== Records for processing ==

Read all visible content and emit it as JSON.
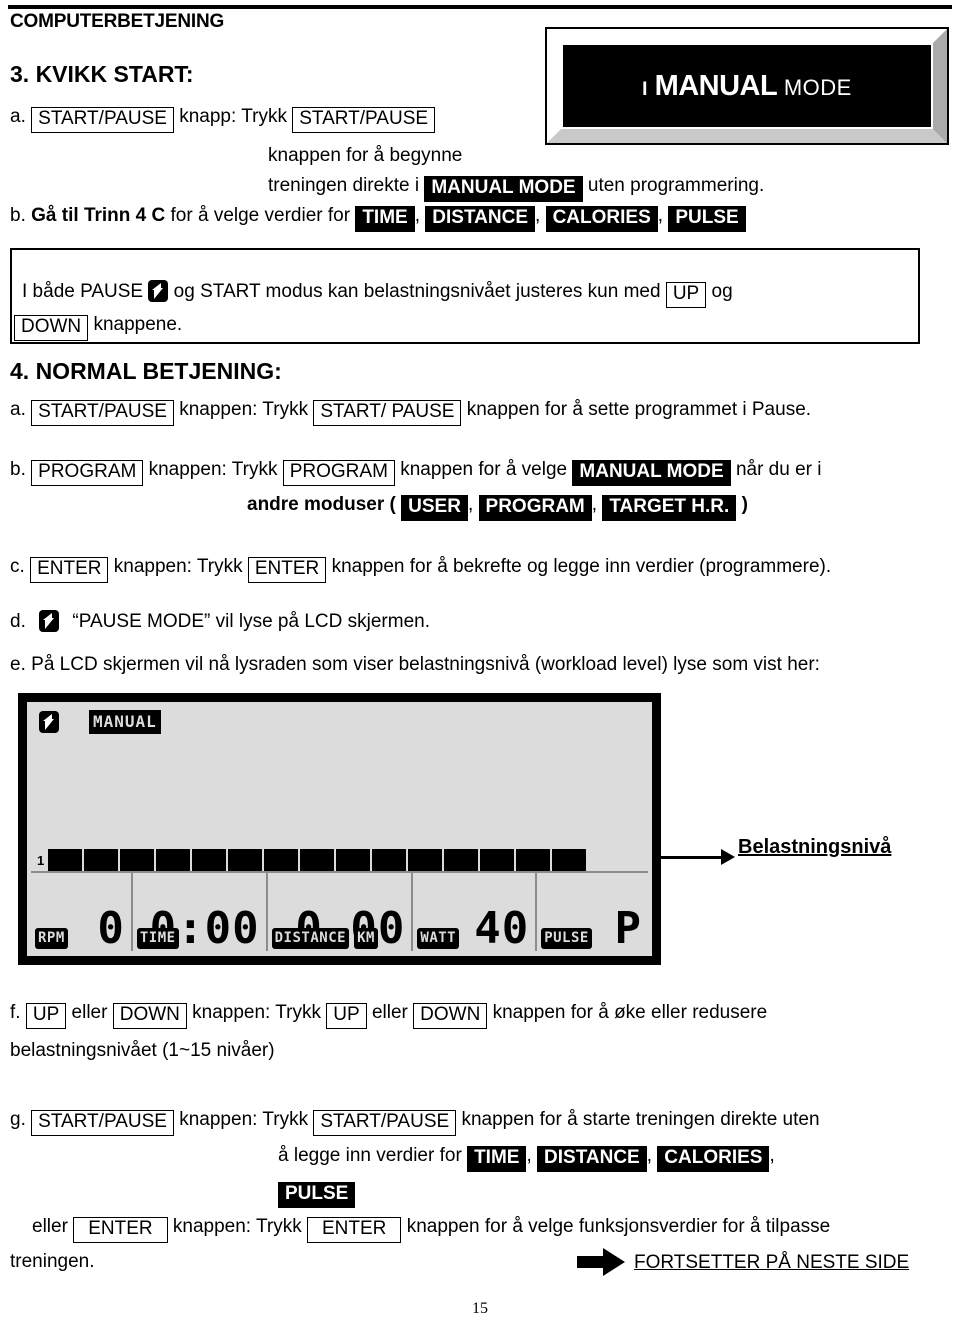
{
  "header": {
    "title": "COMPUTERBETJENING"
  },
  "mode_display": {
    "prefix": "I",
    "emphasis": "MANUAL",
    "suffix": "MODE"
  },
  "section3": {
    "heading": "3. KVIKK START:",
    "a": {
      "marker": "a.",
      "key1": "START/PAUSE",
      "mid": "knapp: Trykk",
      "key2": "START/PAUSE",
      "line2": "knappen for å begynne",
      "line3_pre": "treningen direkte i",
      "line3_chip": "MANUAL MODE",
      "line3_post": "uten programmering."
    },
    "b": {
      "marker": "b.",
      "pre": "Gå til",
      "bold": "Trinn 4 C",
      "mid": "for å velge verdier for",
      "chips": [
        "TIME",
        "DISTANCE",
        "CALORIES",
        "PULSE"
      ],
      "comma": ","
    }
  },
  "note_box": {
    "line1_pre": "I både PAUSE",
    "icon": "pause-p-icon",
    "line1_mid": "og START modus kan belastningsnivået justeres kun med",
    "key_up": "UP",
    "line1_post": "og",
    "key_down": "DOWN",
    "line2_post": "knappene."
  },
  "section4": {
    "heading": "4. NORMAL BETJENING:",
    "a": {
      "marker": "a.",
      "key1": "START/PAUSE",
      "mid": "knappen: Trykk",
      "key2": "START/ PAUSE",
      "post": "knappen for å sette programmet i Pause."
    },
    "b": {
      "marker": "b.",
      "key1": "PROGRAM",
      "mid": "knappen: Trykk",
      "key2": "PROGRAM",
      "mid2": "knappen for å velge",
      "chip": "MANUAL MODE",
      "post": "når du er i",
      "line2_pre": "andre moduser (",
      "line2_chips": [
        "USER",
        "PROGRAM",
        "TARGET H.R."
      ],
      "line2_post": ")",
      "comma": ","
    },
    "c": {
      "marker": "c.",
      "key1": "ENTER",
      "mid": "knappen: Trykk",
      "key2": "ENTER",
      "post": "knappen for å bekrefte og legge inn verdier (programmere)."
    },
    "d": {
      "marker": "d.",
      "icon": "pause-p-icon",
      "text": "“PAUSE MODE” vil lyse på LCD skjermen."
    },
    "e": {
      "marker": "e.",
      "text": "På LCD skjermen vil nå lysraden som viser belastningsnivå (workload level) lyse som vist her:"
    },
    "f": {
      "marker": "f.",
      "key1": "UP",
      "mid1": "eller",
      "key2": "DOWN",
      "mid2": "knappen: Trykk",
      "key3": "UP",
      "mid3": "eller",
      "key4": "DOWN",
      "post": "knappen for å øke eller redusere",
      "line2": "belastningsnivået (1~15 nivåer)"
    },
    "g": {
      "marker": "g.",
      "key1": "START/PAUSE",
      "mid": "knappen: Trykk",
      "key2": "START/PAUSE",
      "post": "knappen for å starte treningen direkte uten",
      "line2_pre": "å legge inn verdier for",
      "line2_chips": [
        "TIME",
        "DISTANCE",
        "CALORIES"
      ],
      "line3_chip": "PULSE",
      "comma": ",",
      "line4_pre": "eller",
      "key3": "ENTER",
      "line4_mid": "knappen: Trykk",
      "key4": "ENTER",
      "line4_post": "knappen for å velge funksjonsverdier for å tilpasse",
      "line5": "treningen."
    }
  },
  "lcd": {
    "mode_icon": "pause-p-icon",
    "mode_tag": "MANUAL",
    "workload_level_label": "1",
    "workload_segments": 15,
    "readouts": [
      {
        "value": "0",
        "tags": [
          "RPM"
        ]
      },
      {
        "value": "0:00",
        "tags": [
          "TIME"
        ]
      },
      {
        "value": "0.00",
        "tags": [
          "DISTANCE",
          "KM"
        ]
      },
      {
        "value": "40",
        "tags": [
          "WATT"
        ]
      },
      {
        "value": "P",
        "tags": [
          "PULSE"
        ]
      }
    ],
    "callout_label": "Belastningsnivå"
  },
  "footer": {
    "continue_text": "FORTSETTER PÅ NESTE SIDE",
    "arrow_icon": "right-arrow-icon",
    "page_number": "15"
  }
}
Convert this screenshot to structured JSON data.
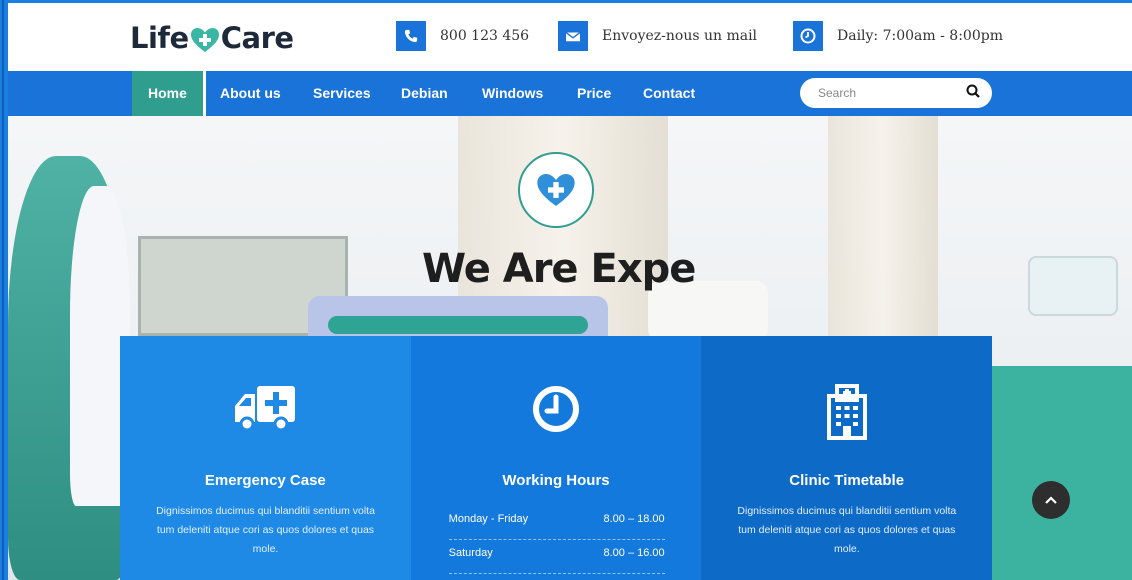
{
  "brand": {
    "logo_left": "Life",
    "logo_right": "Care"
  },
  "contact": [
    {
      "icon": "phone-icon",
      "text": "800 123 456"
    },
    {
      "icon": "envelope-icon",
      "text": "Envoyez-nous un mail"
    },
    {
      "icon": "clock-icon",
      "text": "Daily: 7:00am - 8:00pm"
    }
  ],
  "nav": {
    "items": [
      "Home",
      "About us",
      "Services",
      "Debian",
      "Windows",
      "Price",
      "Contact"
    ],
    "active": "Home",
    "search_placeholder": "Search"
  },
  "hero": {
    "title": "We Are Expe"
  },
  "features": [
    {
      "icon": "ambulance-icon",
      "title": "Emergency Case",
      "text": "Dignissimos ducimus qui blanditii sentium volta tum deleniti atque cori as quos dolores et quas mole."
    },
    {
      "icon": "clock-icon",
      "title": "Working Hours",
      "hours": [
        {
          "day": "Monday - Friday",
          "time": "8.00 – 18.00"
        },
        {
          "day": "Saturday",
          "time": "8.00 – 16.00"
        }
      ]
    },
    {
      "icon": "hospital-icon",
      "title": "Clinic Timetable",
      "text": "Dignissimos ducimus qui blanditii sentium volta tum deleniti atque cori as quos dolores et quas mole."
    }
  ],
  "colors": {
    "primary": "#1a73d9",
    "accent": "#2f9e8f",
    "dark": "#1e2a3a"
  }
}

===

■ Directions: Filter the records down to the lines that contain the string "title", and copy those lines.

■ The reply:
    "title": "COMPUTERBETJENING"
    "title": "We Are Expe"
      "title": "Emergency Case",
      "title": "Working Hours",
      "title": "Clinic Timetable",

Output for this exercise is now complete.